[Records from a data source]
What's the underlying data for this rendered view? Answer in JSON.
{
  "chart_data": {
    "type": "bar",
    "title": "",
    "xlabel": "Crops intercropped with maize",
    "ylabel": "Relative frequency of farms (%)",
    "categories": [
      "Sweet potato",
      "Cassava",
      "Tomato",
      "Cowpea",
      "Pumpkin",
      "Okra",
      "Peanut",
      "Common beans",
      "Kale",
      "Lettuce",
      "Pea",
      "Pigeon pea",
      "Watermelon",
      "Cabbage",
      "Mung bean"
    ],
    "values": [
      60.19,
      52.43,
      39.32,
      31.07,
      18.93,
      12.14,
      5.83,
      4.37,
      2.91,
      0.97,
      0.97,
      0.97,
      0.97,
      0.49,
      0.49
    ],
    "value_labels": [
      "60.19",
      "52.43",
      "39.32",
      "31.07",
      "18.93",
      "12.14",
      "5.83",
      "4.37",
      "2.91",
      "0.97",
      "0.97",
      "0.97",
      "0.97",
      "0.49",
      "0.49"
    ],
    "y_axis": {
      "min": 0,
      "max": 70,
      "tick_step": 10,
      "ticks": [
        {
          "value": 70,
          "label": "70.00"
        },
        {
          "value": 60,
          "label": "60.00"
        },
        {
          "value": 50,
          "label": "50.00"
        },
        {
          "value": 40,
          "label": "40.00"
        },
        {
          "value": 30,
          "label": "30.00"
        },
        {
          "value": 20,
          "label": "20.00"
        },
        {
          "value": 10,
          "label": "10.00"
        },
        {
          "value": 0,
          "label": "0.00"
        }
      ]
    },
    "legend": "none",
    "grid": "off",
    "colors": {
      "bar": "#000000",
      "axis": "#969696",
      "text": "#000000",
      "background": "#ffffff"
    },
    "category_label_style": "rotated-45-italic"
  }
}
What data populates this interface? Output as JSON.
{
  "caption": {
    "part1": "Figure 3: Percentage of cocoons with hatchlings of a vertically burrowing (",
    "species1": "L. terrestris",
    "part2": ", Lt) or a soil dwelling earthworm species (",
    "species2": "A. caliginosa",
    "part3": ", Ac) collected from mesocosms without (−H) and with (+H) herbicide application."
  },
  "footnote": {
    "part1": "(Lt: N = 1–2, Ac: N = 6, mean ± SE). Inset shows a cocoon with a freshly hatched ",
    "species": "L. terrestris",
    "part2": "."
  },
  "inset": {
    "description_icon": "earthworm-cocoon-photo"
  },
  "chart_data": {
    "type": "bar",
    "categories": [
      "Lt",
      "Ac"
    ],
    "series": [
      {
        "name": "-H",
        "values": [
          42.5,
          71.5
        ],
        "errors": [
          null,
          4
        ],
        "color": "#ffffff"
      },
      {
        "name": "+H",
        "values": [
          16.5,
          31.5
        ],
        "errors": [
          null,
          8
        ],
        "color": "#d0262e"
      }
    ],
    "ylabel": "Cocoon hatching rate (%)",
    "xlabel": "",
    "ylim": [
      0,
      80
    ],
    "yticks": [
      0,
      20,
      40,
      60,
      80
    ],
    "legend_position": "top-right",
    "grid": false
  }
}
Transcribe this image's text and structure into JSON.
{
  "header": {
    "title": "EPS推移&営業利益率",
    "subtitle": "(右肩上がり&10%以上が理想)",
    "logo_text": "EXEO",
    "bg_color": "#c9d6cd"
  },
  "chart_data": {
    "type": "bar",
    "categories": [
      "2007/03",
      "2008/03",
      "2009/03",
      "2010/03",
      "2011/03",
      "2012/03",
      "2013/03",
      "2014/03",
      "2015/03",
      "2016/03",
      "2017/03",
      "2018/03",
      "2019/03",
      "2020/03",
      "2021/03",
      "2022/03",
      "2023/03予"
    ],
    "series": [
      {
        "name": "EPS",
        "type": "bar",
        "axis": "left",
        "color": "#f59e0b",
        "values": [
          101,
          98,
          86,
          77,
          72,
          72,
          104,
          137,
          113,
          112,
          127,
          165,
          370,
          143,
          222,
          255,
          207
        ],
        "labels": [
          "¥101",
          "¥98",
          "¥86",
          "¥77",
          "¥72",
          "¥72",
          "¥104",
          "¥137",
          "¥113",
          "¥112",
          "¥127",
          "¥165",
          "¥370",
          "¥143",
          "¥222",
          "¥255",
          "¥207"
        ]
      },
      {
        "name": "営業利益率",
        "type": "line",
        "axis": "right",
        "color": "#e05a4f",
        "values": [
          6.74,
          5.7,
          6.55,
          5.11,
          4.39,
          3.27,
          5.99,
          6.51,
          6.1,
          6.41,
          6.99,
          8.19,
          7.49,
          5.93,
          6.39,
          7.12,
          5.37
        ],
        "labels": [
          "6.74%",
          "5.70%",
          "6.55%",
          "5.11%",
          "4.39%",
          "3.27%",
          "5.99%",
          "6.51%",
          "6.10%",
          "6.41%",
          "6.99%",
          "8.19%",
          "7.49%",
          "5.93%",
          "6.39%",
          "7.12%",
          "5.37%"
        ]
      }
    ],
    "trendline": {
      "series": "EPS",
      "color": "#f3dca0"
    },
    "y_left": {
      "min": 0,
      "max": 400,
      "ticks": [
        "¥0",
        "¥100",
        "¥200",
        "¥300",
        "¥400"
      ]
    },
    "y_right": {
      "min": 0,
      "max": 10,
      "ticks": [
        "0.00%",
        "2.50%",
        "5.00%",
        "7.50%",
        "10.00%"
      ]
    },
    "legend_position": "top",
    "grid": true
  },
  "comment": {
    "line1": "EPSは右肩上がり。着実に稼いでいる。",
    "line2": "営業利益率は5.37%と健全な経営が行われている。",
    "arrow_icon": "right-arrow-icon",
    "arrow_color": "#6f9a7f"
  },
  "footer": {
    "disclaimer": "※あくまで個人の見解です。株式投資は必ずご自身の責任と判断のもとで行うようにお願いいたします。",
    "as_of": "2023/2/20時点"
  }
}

**WHAT IS ASKED:** Check each line above for the string "with" and show the ones that have it.

**ANSWER TO THE EXERCISE:**
    "xlabel": "Crops intercropped with maize",
    "part1": "Figure 3: Percentage of cocoons with hatchlings of a vertically burrowing (",
    "part3": ", Ac) collected from mesocosms without (−H) and with (+H) herbicide application."
    "part1": "(Lt: N = 1–2, Ac: N = 6, mean ± SE). Inset shows a cocoon with a freshly hatched ",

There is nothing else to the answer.